BRIEF: Edit the entries between the lines holding "y-tick-label: 20 xyxy=(26,252,38,264)" and "x-tick-label: Strongly disagree", inclusive, by changing "y-tick-label" to "vertical-tick-label" and leaving everything else as it is. Give back only those lines.

-------- STORED ROWS

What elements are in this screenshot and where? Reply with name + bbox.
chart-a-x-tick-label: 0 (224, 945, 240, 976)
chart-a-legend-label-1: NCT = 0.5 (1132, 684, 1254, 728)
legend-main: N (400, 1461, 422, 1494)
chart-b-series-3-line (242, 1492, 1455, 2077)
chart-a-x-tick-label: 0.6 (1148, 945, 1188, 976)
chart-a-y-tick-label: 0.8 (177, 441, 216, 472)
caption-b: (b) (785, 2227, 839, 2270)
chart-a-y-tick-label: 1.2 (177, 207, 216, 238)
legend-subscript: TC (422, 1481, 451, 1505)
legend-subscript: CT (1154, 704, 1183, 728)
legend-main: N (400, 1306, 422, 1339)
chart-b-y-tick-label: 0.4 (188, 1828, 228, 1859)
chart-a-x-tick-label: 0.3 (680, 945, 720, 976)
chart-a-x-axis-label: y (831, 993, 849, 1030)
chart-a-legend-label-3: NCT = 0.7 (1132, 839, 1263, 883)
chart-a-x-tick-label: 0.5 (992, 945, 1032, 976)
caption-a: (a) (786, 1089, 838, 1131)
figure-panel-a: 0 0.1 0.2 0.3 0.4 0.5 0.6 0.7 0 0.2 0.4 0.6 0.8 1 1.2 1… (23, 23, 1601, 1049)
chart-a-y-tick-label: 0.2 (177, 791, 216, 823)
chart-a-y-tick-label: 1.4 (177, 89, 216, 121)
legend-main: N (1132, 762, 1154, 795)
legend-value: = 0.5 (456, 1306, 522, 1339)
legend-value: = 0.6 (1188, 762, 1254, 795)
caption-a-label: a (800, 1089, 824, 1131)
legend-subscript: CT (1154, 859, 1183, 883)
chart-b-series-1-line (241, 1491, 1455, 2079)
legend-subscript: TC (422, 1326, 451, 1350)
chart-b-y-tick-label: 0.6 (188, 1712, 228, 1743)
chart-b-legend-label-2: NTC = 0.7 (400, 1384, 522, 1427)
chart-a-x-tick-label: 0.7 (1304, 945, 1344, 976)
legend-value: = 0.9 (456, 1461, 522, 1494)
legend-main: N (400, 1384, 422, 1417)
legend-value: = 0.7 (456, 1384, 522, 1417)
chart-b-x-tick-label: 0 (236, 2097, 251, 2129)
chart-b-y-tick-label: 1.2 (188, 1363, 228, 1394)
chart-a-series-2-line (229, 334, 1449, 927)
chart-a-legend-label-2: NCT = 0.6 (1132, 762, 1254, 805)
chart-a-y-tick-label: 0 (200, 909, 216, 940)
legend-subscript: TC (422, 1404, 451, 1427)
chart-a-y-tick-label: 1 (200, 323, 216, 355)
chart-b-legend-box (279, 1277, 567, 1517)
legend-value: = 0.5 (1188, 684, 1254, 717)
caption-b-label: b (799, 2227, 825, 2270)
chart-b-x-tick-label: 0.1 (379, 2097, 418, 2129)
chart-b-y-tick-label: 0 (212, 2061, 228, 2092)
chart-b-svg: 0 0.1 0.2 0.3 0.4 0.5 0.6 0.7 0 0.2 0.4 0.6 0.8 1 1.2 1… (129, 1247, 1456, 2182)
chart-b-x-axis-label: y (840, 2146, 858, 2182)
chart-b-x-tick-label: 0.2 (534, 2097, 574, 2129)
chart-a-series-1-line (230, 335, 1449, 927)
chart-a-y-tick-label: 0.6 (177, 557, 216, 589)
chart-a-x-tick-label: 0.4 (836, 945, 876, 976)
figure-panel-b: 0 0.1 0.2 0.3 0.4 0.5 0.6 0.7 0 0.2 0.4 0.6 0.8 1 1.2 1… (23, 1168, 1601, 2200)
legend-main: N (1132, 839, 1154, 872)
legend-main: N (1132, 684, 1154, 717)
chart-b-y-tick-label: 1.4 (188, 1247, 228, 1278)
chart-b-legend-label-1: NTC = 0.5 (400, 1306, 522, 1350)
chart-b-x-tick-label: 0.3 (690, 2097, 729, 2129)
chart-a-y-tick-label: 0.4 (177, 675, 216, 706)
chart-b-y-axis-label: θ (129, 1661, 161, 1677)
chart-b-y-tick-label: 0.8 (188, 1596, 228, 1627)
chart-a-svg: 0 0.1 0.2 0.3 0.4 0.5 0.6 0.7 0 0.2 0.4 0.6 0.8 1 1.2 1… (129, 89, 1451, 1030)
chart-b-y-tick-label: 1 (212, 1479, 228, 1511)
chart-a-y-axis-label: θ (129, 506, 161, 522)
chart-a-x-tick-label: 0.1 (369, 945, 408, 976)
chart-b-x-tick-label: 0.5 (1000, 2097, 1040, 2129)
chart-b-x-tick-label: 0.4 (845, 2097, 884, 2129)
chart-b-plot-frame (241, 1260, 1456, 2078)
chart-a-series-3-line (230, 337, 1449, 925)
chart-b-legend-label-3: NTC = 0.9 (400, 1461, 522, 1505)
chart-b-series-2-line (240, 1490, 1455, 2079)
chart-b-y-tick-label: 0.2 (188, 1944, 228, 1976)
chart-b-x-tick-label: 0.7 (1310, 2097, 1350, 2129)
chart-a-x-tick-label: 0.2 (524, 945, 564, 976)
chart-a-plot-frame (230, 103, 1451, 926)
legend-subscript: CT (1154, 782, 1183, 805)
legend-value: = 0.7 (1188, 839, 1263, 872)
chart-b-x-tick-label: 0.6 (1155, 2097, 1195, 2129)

----------------
-------- STORED ROWS

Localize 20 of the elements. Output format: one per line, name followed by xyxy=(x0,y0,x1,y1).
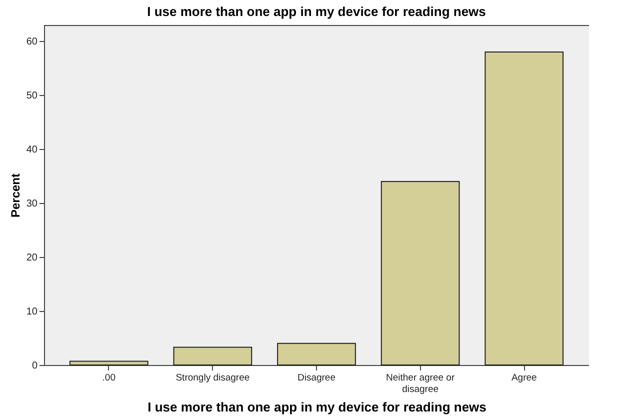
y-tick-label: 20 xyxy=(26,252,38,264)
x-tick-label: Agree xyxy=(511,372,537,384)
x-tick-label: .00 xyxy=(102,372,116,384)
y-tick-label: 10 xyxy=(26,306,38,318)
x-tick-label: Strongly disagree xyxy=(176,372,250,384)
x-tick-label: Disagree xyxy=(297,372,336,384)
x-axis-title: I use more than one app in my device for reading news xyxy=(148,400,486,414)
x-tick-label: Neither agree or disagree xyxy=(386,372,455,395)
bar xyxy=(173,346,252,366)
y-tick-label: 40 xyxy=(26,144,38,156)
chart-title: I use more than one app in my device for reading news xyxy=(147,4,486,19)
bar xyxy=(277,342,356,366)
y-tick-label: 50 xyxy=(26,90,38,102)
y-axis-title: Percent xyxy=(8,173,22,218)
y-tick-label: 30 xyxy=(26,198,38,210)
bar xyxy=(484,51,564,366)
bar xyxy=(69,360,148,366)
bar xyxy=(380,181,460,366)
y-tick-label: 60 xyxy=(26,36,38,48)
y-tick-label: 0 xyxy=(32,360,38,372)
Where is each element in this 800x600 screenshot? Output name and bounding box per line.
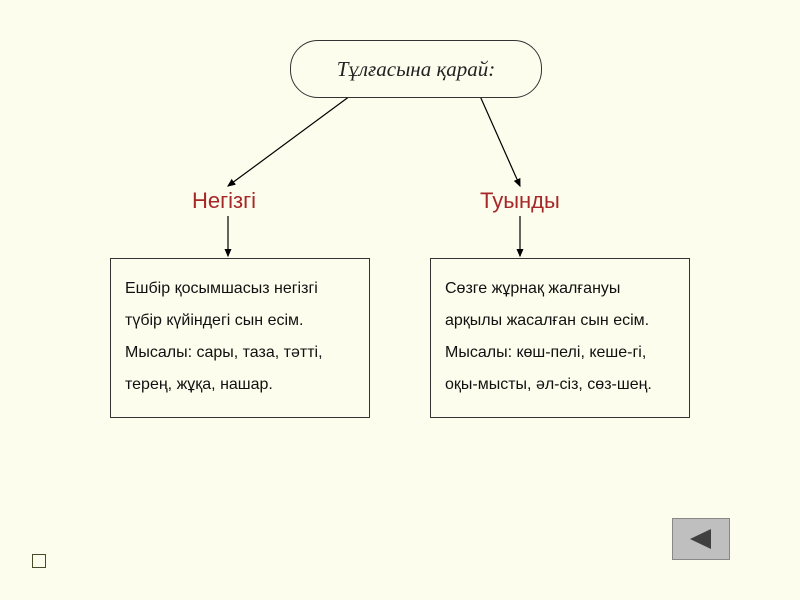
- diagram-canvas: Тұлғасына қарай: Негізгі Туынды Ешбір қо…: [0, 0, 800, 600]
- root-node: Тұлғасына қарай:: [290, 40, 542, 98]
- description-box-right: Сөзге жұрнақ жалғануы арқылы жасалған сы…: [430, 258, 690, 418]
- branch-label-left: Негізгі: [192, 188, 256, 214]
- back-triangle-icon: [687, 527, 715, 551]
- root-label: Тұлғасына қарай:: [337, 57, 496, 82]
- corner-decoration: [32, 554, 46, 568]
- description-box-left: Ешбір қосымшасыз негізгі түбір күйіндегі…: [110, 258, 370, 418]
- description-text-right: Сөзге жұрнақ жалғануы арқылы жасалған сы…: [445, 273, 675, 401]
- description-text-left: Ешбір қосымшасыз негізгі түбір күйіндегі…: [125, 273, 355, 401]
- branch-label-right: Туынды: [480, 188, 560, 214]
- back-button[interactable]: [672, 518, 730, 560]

----------------

WRITTEN RESPONSE:
vertical-tick-label: 20 xyxy=(26,252,38,264)
x-tick-label: Agree xyxy=(511,372,537,384)
x-tick-label: .00 xyxy=(102,372,116,384)
vertical-tick-label: 10 xyxy=(26,306,38,318)
x-tick-label: Strongly disagree xyxy=(176,372,250,384)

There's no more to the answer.